> [Set problem]:
Extract every line of the material that holds the string "мероприятий".

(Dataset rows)
## begin

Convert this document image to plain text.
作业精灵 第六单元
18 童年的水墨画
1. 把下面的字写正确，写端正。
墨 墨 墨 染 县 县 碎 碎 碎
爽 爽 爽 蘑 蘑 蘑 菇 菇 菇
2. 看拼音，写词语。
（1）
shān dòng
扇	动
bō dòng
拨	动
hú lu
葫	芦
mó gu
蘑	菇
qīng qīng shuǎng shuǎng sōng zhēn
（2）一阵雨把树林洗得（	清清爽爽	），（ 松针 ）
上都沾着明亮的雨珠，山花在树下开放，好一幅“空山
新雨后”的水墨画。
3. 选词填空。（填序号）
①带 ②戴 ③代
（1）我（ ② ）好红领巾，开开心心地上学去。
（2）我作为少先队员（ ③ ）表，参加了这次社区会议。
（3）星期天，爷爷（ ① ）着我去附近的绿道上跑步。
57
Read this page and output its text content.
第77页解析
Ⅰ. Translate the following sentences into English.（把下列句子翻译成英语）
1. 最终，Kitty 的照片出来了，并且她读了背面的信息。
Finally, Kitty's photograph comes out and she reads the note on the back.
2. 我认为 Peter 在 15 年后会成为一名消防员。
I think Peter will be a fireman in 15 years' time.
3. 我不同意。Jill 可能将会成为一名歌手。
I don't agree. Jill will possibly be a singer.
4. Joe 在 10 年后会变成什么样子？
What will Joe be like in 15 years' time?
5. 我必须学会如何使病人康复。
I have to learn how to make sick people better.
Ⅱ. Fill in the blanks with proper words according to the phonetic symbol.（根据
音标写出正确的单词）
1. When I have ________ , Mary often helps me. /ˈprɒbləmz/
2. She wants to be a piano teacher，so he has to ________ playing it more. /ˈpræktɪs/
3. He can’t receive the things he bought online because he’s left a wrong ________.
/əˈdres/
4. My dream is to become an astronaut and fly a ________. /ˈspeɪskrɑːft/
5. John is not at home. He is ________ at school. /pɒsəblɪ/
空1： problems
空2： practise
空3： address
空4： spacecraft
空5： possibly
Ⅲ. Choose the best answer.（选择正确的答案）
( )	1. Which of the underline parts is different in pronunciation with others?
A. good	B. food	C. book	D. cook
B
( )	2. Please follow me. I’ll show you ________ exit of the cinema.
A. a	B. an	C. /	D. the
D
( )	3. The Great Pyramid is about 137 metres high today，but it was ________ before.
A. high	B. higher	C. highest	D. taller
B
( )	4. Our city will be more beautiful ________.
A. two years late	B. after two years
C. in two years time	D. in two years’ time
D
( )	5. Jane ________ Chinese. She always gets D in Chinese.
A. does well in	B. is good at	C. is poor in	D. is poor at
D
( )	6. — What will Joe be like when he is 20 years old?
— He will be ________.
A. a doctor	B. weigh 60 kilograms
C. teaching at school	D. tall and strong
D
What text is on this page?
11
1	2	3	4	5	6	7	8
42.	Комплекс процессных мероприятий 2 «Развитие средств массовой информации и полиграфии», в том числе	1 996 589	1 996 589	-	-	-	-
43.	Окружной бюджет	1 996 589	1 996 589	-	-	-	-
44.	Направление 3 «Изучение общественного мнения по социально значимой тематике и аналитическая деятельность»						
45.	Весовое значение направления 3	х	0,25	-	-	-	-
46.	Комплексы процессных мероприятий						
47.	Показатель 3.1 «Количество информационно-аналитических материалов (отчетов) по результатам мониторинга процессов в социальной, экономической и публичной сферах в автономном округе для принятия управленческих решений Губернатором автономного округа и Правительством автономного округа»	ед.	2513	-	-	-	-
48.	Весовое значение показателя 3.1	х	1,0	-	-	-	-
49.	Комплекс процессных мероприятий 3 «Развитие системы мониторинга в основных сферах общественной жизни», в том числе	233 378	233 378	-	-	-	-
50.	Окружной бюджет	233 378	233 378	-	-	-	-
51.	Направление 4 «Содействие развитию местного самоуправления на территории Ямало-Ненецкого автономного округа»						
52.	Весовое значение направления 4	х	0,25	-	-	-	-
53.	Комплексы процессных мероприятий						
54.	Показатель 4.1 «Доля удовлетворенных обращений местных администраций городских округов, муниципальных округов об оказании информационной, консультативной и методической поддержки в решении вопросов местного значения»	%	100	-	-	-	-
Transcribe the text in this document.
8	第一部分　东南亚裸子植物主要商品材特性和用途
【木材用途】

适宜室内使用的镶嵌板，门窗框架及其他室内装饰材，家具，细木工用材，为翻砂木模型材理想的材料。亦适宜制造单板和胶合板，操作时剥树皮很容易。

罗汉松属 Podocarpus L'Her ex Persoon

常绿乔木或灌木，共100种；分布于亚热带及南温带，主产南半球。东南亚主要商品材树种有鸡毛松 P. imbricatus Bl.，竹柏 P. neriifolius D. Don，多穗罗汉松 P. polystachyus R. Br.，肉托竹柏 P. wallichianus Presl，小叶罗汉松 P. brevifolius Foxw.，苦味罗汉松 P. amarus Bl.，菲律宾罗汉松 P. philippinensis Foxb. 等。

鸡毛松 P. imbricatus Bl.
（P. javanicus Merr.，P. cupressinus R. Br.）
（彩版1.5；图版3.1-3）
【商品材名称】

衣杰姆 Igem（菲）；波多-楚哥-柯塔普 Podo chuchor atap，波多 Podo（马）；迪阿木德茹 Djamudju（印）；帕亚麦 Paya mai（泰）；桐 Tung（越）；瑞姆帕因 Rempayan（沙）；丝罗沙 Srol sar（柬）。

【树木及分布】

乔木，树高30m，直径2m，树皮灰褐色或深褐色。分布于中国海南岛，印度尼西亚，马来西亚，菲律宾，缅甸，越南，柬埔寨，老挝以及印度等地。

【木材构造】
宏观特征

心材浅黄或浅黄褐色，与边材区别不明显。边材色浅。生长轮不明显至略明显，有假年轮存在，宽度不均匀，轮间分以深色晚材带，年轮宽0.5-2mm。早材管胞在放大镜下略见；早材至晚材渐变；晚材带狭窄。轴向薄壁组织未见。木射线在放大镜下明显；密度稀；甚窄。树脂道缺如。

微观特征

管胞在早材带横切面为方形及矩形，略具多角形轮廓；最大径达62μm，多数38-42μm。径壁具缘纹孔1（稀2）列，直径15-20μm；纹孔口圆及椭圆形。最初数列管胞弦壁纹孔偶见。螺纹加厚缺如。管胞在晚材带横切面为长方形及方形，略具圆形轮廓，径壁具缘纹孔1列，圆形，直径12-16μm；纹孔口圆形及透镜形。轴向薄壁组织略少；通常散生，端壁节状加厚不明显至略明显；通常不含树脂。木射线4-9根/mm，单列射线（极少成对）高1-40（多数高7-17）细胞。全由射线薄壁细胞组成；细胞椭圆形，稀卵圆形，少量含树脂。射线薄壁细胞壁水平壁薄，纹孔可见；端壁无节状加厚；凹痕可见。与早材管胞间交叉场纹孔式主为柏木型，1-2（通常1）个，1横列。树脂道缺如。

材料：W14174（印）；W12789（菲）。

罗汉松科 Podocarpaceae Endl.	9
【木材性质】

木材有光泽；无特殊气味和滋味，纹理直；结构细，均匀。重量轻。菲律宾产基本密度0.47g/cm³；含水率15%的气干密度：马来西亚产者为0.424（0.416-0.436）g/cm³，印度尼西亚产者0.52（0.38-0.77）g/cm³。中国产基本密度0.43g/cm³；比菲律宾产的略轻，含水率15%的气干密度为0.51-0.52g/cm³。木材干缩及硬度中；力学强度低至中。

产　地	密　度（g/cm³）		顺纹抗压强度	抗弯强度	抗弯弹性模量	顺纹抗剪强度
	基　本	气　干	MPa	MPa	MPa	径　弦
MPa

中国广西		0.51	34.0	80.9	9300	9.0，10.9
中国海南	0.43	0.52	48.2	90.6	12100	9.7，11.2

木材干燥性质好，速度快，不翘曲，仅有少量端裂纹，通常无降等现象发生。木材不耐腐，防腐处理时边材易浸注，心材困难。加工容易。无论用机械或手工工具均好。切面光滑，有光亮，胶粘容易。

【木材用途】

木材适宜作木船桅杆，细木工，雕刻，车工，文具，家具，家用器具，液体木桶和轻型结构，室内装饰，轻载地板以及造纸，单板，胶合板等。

## end

> [Correct answer]:
42.	Комплекс процессных мероприятий 2 «Развитие средств массовой информации и полиграфии», в том числе	1 996 589	1 996 589	-	-	-	-
46.	Комплексы процессных мероприятий						
49.	Комплекс процессных мероприятий 3 «Развитие системы мониторинга в основных сферах общественной жизни», в том числе	233 378	233 378	-	-	-	-
53.	Комплексы процессных мероприятий						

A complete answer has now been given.